### Short task
Copy each of the entries below faithfully, setting aside any pictures.
═════ Available records ═════
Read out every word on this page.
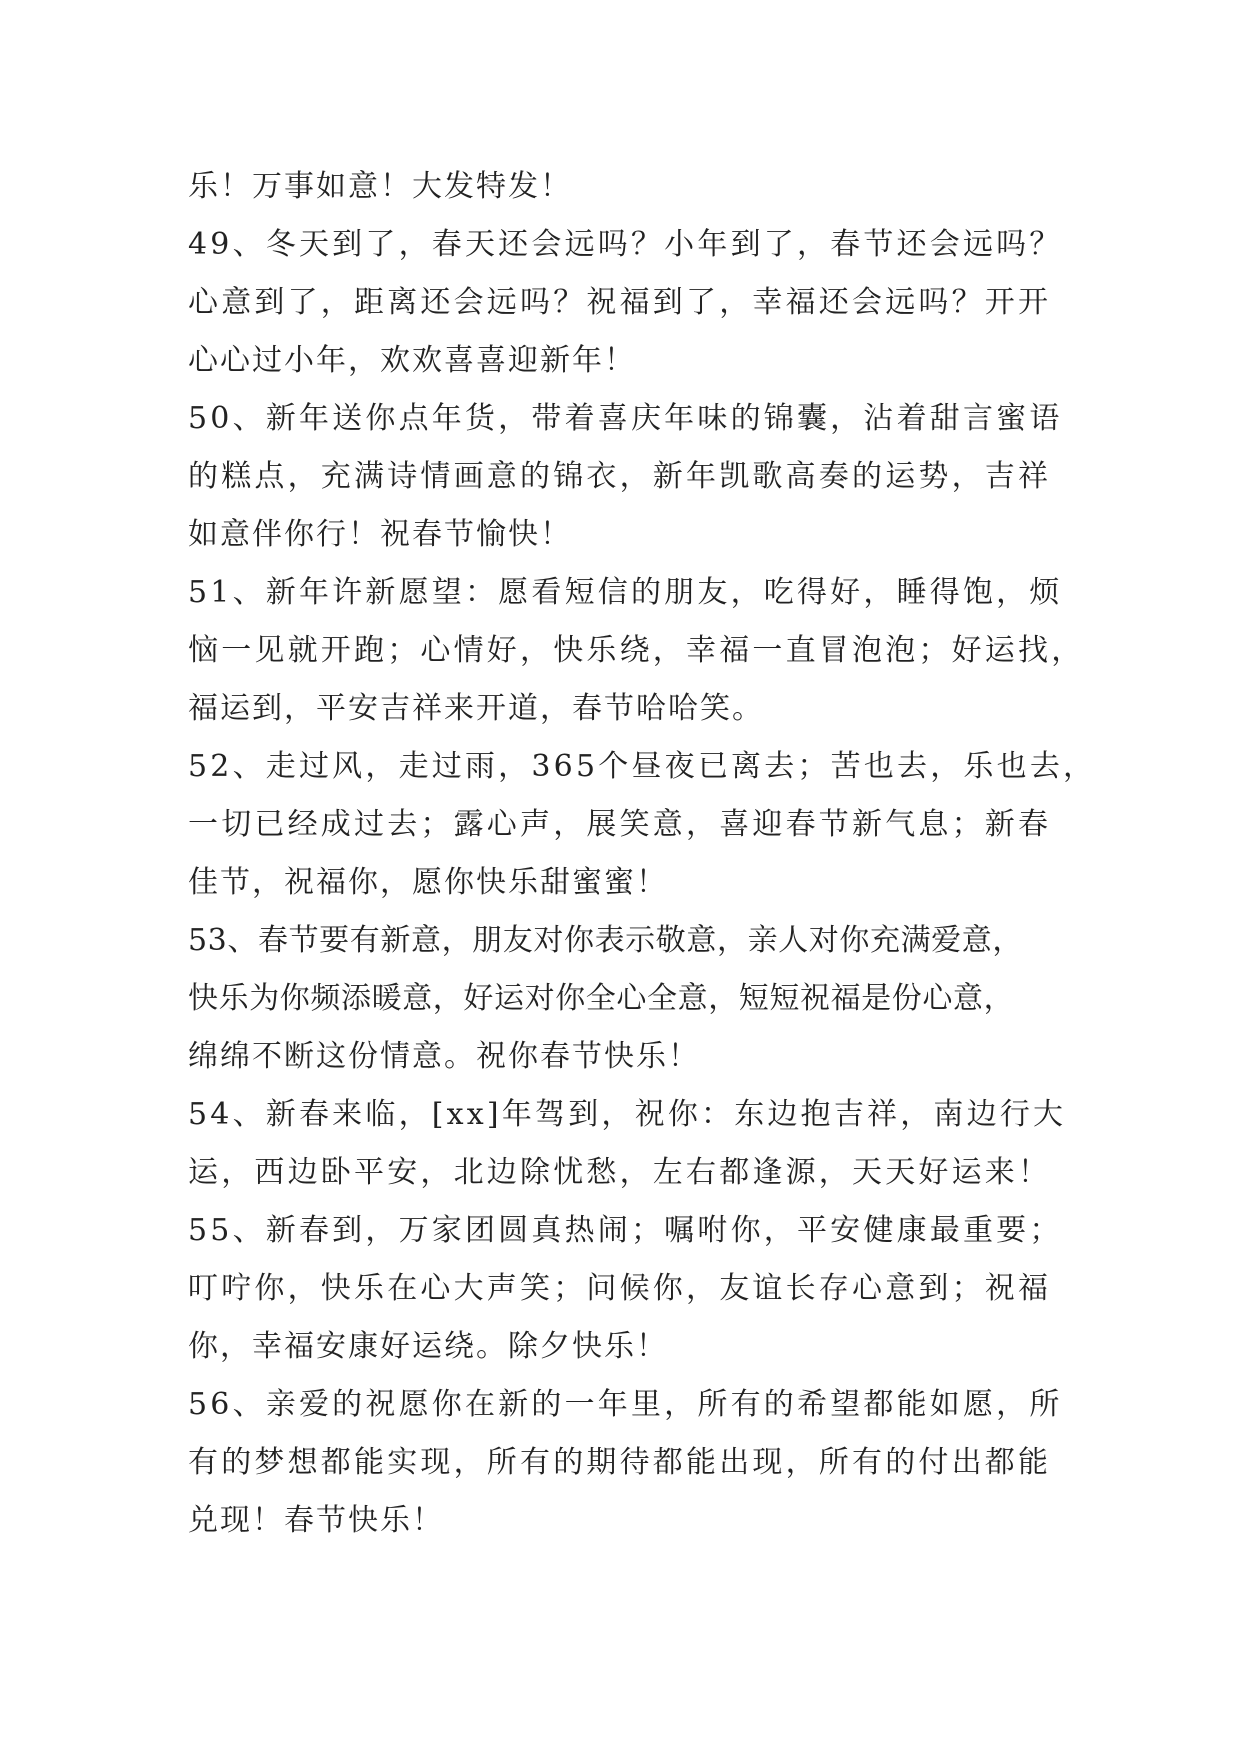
乐！万事如意！大发特发！
49、冬天到了，春天还会远吗？小年到了，春节还会远吗？
心意到了，距离还会远吗？祝福到了，幸福还会远吗？开开
心心过小年，欢欢喜喜迎新年！
50、新年送你点年货，带着喜庆年味的锦囊，沾着甜言蜜语
的糕点，充满诗情画意的锦衣，新年凯歌高奏的运势，吉祥
如意伴你行！祝春节愉快！
51、新年许新愿望：愿看短信的朋友，吃得好，睡得饱，烦
恼一见就开跑；心情好，快乐绕，幸福一直冒泡泡；好运找，
福运到，平安吉祥来开道，春节哈哈笑。
52、走过风，走过雨，365个昼夜已离去；苦也去，乐也去，
一切已经成过去；露心声，展笑意，喜迎春节新气息；新春
佳节，祝福你，愿你快乐甜蜜蜜！
53、春节要有新意，朋友对你表示敬意，亲人对你充满爱意，
快乐为你频添暖意，好运对你全心全意，短短祝福是份心意，
绵绵不断这份情意。祝你春节快乐！
54、新春来临，[xx]年驾到，祝你：东边抱吉祥，南边行大
运，西边卧平安，北边除忧愁，左右都逢源，天天好运来！
55、新春到，万家团圆真热闹；嘱咐你，平安健康最重要；
叮咛你，快乐在心大声笑；问候你，友谊长存心意到；祝福
你，幸福安康好运绕。除夕快乐！
56、亲爱的祝愿你在新的一年里，所有的希望都能如愿，所
有的梦想都能实现，所有的期待都能出现，所有的付出都能
兑现！春节快乐！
═════
### Reply to the task
Read out every word on this page.
乐！万事如意！大发特发！
49、冬天到了，春天还会远吗？小年到了，春节还会远吗？
心意到了，距离还会远吗？祝福到了，幸福还会远吗？开开
心心过小年，欢欢喜喜迎新年！
50、新年送你点年货，带着喜庆年味的锦囊，沾着甜言蜜语
的糕点，充满诗情画意的锦衣，新年凯歌高奏的运势，吉祥
如意伴你行！祝春节愉快！
51、新年许新愿望：愿看短信的朋友，吃得好，睡得饱，烦
恼一见就开跑；心情好，快乐绕，幸福一直冒泡泡；好运找，
福运到，平安吉祥来开道，春节哈哈笑。
52、走过风，走过雨，365个昼夜已离去；苦也去，乐也去，
一切已经成过去；露心声，展笑意，喜迎春节新气息；新春
佳节，祝福你，愿你快乐甜蜜蜜！
53、春节要有新意，朋友对你表示敬意，亲人对你充满爱意，
快乐为你频添暖意，好运对你全心全意，短短祝福是份心意，
绵绵不断这份情意。祝你春节快乐！
54、新春来临，[xx]年驾到，祝你：东边抱吉祥，南边行大
运，西边卧平安，北边除忧愁，左右都逢源，天天好运来！
55、新春到，万家团圆真热闹；嘱咐你，平安健康最重要；
叮咛你，快乐在心大声笑；问候你，友谊长存心意到；祝福
你，幸福安康好运绕。除夕快乐！
56、亲爱的祝愿你在新的一年里，所有的希望都能如愿，所
有的梦想都能实现，所有的期待都能出现，所有的付出都能
兑现！春节快乐！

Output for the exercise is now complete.